**Extracted text**
------------------------------------------------------------

By Gabriel Monte: CNJ Staff Writer
Glynna Martin told city commissioners Thursday a commercial neighbor would compromise her privacy and devalue her property.
Martin, a single mother of four, and a handful of Clovis residents who live on Lea Street attended the City Commission meeting to protest a proposed rezoning of a residential lot in their neighborhood.
Tierra Blanca, a development company, owns the residential lot of land on Lea Street, which it plans to turn into a parking lot for property it owns adjacent to it on Prince Street.
The City Commission voted down the proposal 8–0.
“My house is the one that’s right up to the vacant lot,” she said. “My bedroom, my bathroom windows are all along side that vacant lot.”
A notice was sent out to residents living within 100 feet of the lot when Tierra Blanca applied to rezone the residential. The application met a protest from about 35 percent of the residents, according to Planning and Zoning Director Louis Gordon.
Planning and Zoning commissioners voted against the rezoning 4-2 during their Nov. 14 meeting.
Lawrence Koleck, who represents Tierra Blanca, told city commissioners Thursday the company plans to enhance the neighborhood.
“We feel the true picture is that we will enhance the beauty of the area with hundreds of thousands of dollars of improvements,” he said.
Koleck said a potential business for the property could be a medical facility.
Edwina Potter, who has lived in her Lea Street house for about 17 years, said the parking lot would blemish their neighborhood.
“We just simply do not want the property switched from residential to commercial because we do know that it will deteriorate out neighborhood,” she said.
Martin recently bought her house located in front the proposed parking lot. A real estate agent, she said the parking lot would bring down the property value of her house.
“I would have a very hard time selling my house with a commercial property right next door to it,” she said. “Who would want a parking lot right up next to that?”
Commissioner Fred Van Soelen said development is good for the city and could help remove eyesores and fill vacant lots. He said as things change and more businesses move into the city some residential areas could be rezoned.
“But at this point Lea Street is clearly a residential street,” he said.
In other business, commissioners:
• Approved to support the Clovis school district’s general obligation bond.
The bond would ask Clovis residents to continue a $12 million bond for repairs and construction of school buildings, according to Deputy Superintendent Ladona Clayton. Clayton said the district has carried a bond for more than 30 years.
• Approved a liability insurance coverage from Aon Consulting. The city will pay about $1.06 million for the plan.

------------------------------------------------------------

**Exercise data**
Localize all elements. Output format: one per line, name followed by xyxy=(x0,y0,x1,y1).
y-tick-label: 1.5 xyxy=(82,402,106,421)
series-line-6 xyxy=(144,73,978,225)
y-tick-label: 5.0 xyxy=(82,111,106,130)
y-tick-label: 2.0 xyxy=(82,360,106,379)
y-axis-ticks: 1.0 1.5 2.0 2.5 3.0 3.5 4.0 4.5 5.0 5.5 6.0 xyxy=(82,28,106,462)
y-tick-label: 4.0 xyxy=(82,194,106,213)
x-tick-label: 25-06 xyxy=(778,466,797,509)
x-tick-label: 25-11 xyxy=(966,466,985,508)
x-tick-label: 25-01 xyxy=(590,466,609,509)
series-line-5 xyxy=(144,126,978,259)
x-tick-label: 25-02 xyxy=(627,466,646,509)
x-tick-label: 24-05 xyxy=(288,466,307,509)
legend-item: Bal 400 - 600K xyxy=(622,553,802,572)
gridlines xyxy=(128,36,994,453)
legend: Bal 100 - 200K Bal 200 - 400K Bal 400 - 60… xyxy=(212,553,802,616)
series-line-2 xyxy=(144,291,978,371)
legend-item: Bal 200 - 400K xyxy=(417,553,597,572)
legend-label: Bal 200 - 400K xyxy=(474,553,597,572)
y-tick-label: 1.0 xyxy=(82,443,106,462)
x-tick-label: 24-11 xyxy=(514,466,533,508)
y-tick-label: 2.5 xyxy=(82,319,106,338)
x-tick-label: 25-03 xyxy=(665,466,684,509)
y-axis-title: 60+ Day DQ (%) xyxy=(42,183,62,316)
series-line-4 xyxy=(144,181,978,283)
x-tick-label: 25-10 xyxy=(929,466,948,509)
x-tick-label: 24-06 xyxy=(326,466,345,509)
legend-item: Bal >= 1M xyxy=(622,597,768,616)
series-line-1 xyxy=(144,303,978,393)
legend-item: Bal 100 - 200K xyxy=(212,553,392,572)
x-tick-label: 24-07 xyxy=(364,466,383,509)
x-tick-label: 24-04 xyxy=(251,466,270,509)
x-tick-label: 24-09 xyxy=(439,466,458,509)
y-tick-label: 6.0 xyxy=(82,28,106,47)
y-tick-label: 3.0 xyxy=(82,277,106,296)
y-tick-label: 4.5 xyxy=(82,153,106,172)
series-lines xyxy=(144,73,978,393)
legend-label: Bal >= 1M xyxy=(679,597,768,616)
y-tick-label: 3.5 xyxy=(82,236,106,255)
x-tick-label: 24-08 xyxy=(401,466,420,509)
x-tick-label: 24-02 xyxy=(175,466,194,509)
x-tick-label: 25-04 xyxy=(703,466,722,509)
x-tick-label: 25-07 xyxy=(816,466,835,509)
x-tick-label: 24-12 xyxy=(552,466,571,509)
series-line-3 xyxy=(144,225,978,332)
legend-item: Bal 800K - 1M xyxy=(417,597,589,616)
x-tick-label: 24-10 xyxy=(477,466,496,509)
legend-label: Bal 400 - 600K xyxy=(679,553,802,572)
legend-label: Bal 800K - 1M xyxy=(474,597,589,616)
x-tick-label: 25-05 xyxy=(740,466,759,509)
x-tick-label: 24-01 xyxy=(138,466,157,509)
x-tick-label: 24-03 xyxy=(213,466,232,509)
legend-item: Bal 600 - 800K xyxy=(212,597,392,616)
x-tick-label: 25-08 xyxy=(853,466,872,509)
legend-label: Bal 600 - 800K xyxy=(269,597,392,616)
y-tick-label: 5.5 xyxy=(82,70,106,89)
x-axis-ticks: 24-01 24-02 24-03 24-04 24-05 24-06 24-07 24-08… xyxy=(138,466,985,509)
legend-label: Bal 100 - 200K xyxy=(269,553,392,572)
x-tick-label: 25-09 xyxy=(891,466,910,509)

------------------------------------------------------------

**Work item**
Copy word for word the part of the article on the Lea Street rezoning that runs between "The bond would" and "for the plan.", inclusive. The items are separate material, unrelated to the article on the Lea Street rezoning.

**Problem solution**
The bond would ask Clovis residents to continue a $12 million bond for repairs and construction of school buildings, according to Deputy Superintendent Ladona Clayton. Clayton said the district has carried a bond for more than 30 years.
• Approved a liability insurance coverage from Aon Consulting. The city will pay about $1.06 million for the plan.